* _Data supplied_:
========

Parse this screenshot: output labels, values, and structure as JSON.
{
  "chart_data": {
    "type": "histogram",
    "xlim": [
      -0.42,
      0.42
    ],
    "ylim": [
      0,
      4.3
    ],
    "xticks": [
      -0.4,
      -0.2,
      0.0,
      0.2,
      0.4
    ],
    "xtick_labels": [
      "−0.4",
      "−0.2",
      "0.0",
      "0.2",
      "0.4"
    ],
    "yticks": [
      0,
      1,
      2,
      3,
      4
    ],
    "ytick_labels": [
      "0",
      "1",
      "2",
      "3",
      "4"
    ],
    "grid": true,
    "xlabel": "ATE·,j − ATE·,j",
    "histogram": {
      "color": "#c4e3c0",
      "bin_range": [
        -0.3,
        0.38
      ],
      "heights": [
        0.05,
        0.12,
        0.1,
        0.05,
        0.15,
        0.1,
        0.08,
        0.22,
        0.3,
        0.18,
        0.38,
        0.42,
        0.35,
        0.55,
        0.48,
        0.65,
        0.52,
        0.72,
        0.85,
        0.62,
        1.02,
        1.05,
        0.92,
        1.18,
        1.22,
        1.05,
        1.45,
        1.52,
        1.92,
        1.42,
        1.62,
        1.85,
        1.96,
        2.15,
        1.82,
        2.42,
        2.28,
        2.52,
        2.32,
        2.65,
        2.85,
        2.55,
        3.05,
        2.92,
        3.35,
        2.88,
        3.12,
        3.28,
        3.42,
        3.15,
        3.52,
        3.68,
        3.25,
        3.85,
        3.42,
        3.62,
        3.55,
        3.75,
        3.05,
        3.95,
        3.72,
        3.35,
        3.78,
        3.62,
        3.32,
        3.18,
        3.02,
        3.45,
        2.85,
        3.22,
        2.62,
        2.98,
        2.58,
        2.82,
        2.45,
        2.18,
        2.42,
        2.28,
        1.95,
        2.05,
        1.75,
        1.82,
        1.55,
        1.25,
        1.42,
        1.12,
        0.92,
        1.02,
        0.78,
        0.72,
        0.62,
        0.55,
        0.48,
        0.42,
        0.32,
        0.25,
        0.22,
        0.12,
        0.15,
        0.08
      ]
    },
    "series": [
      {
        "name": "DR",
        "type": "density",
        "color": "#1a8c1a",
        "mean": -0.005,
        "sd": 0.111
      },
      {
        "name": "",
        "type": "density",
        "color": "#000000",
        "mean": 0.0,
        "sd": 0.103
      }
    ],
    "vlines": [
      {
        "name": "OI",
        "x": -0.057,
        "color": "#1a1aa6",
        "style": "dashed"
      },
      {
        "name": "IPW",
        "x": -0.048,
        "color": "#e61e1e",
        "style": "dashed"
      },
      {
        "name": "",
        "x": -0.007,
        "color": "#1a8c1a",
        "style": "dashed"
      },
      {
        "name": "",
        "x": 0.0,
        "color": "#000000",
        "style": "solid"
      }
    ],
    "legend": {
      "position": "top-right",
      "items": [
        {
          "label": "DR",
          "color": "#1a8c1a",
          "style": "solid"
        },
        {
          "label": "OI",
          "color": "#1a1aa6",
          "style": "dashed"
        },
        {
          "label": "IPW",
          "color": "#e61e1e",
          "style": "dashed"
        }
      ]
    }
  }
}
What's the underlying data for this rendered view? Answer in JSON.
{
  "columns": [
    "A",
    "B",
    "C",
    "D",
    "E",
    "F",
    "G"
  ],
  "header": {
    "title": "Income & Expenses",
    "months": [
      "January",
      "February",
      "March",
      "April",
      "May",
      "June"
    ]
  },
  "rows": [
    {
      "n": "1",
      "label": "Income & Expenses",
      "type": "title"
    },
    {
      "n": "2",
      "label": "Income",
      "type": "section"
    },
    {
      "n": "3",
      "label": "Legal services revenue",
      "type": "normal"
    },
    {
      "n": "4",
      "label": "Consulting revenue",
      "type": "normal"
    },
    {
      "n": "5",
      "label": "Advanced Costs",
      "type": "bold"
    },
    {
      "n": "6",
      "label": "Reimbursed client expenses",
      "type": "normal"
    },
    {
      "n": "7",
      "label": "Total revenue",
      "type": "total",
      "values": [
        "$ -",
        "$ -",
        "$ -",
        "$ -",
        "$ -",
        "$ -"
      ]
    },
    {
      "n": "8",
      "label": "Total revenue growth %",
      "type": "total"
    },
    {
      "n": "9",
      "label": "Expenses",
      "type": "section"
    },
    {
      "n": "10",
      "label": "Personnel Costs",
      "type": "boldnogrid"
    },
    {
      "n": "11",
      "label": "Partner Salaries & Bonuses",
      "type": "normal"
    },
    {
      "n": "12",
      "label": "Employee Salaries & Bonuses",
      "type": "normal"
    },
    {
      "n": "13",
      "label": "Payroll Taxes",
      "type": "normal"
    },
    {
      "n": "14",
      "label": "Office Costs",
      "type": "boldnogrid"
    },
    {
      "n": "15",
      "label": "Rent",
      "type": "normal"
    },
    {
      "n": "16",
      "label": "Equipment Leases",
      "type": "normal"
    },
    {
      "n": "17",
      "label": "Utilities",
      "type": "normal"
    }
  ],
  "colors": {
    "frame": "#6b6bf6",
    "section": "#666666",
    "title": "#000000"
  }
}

========

* _Stated problem_:
From the records above, extract each line exactly as shown.

* _Solved exercise_:
Parse this screenshot: output labels, values, and structure as JSON.
{
  "chart_data": {
    "type": "histogram",
    "xlim": [
      -0.42,
      0.42
    ],
    "ylim": [
      0,
      4.3
    ],
    "xticks": [
      -0.4,
      -0.2,
      0.0,
      0.2,
      0.4
    ],
    "xtick_labels": [
      "−0.4",
      "−0.2",
      "0.0",
      "0.2",
      "0.4"
    ],
    "yticks": [
      0,
      1,
      2,
      3,
      4
    ],
    "ytick_labels": [
      "0",
      "1",
      "2",
      "3",
      "4"
    ],
    "grid": true,
    "xlabel": "ATE·,j − ATE·,j",
    "histogram": {
      "color": "#c4e3c0",
      "bin_range": [
        -0.3,
        0.38
      ],
      "heights": [
        0.05,
        0.12,
        0.1,
        0.05,
        0.15,
        0.1,
        0.08,
        0.22,
        0.3,
        0.18,
        0.38,
        0.42,
        0.35,
        0.55,
        0.48,
        0.65,
        0.52,
        0.72,
        0.85,
        0.62,
        1.02,
        1.05,
        0.92,
        1.18,
        1.22,
        1.05,
        1.45,
        1.52,
        1.92,
        1.42,
        1.62,
        1.85,
        1.96,
        2.15,
        1.82,
        2.42,
        2.28,
        2.52,
        2.32,
        2.65,
        2.85,
        2.55,
        3.05,
        2.92,
        3.35,
        2.88,
        3.12,
        3.28,
        3.42,
        3.15,
        3.52,
        3.68,
        3.25,
        3.85,
        3.42,
        3.62,
        3.55,
        3.75,
        3.05,
        3.95,
        3.72,
        3.35,
        3.78,
        3.62,
        3.32,
        3.18,
        3.02,
        3.45,
        2.85,
        3.22,
        2.62,
        2.98,
        2.58,
        2.82,
        2.45,
        2.18,
        2.42,
        2.28,
        1.95,
        2.05,
        1.75,
        1.82,
        1.55,
        1.25,
        1.42,
        1.12,
        0.92,
        1.02,
        0.78,
        0.72,
        0.62,
        0.55,
        0.48,
        0.42,
        0.32,
        0.25,
        0.22,
        0.12,
        0.15,
        0.08
      ]
    },
    "series": [
      {
        "name": "DR",
        "type": "density",
        "color": "#1a8c1a",
        "mean": -0.005,
        "sd": 0.111
      },
      {
        "name": "",
        "type": "density",
        "color": "#000000",
        "mean": 0.0,
        "sd": 0.103
      }
    ],
    "vlines": [
      {
        "name": "OI",
        "x": -0.057,
        "color": "#1a1aa6",
        "style": "dashed"
      },
      {
        "name": "IPW",
        "x": -0.048,
        "color": "#e61e1e",
        "style": "dashed"
      },
      {
        "name": "",
        "x": -0.007,
        "color": "#1a8c1a",
        "style": "dashed"
      },
      {
        "name": "",
        "x": 0.0,
        "color": "#000000",
        "style": "solid"
      }
    ],
    "legend": {
      "position": "top-right",
      "items": [
        {
          "label": "DR",
          "color": "#1a8c1a",
          "style": "solid"
        },
        {
          "label": "OI",
          "color": "#1a1aa6",
          "style": "dashed"
        },
        {
          "label": "IPW",
          "color": "#e61e1e",
          "style": "dashed"
        }
      ]
    }
  }
}
What's the underlying data for this rendered view? Answer in JSON.
{
  "columns": [
    "A",
    "B",
    "C",
    "D",
    "E",
    "F",
    "G"
  ],
  "header": {
    "title": "Income & Expenses",
    "months": [
      "January",
      "February",
      "March",
      "April",
      "May",
      "June"
    ]
  },
  "rows": [
    {
      "n": "1",
      "label": "Income & Expenses",
      "type": "title"
    },
    {
      "n": "2",
      "label": "Income",
      "type": "section"
    },
    {
      "n": "3",
      "label": "Legal services revenue",
      "type": "normal"
    },
    {
      "n": "4",
      "label": "Consulting revenue",
      "type": "normal"
    },
    {
      "n": "5",
      "label": "Advanced Costs",
      "type": "bold"
    },
    {
      "n": "6",
      "label": "Reimbursed client expenses",
      "type": "normal"
    },
    {
      "n": "7",
      "label": "Total revenue",
      "type": "total",
      "values": [
        "$ -",
        "$ -",
        "$ -",
        "$ -",
        "$ -",
        "$ -"
      ]
    },
    {
      "n": "8",
      "label": "Total revenue growth %",
      "type": "total"
    },
    {
      "n": "9",
      "label": "Expenses",
      "type": "section"
    },
    {
      "n": "10",
      "label": "Personnel Costs",
      "type": "boldnogrid"
    },
    {
      "n": "11",
      "label": "Partner Salaries & Bonuses",
      "type": "normal"
    },
    {
      "n": "12",
      "label": "Employee Salaries & Bonuses",
      "type": "normal"
    },
    {
      "n": "13",
      "label": "Payroll Taxes",
      "type": "normal"
    },
    {
      "n": "14",
      "label": "Office Costs",
      "type": "boldnogrid"
    },
    {
      "n": "15",
      "label": "Rent",
      "type": "normal"
    },
    {
      "n": "16",
      "label": "Equipment Leases",
      "type": "normal"
    },
    {
      "n": "17",
      "label": "Utilities",
      "type": "normal"
    }
  ],
  "colors": {
    "frame": "#6b6bf6",
    "section": "#666666",
    "title": "#000000"
  }
}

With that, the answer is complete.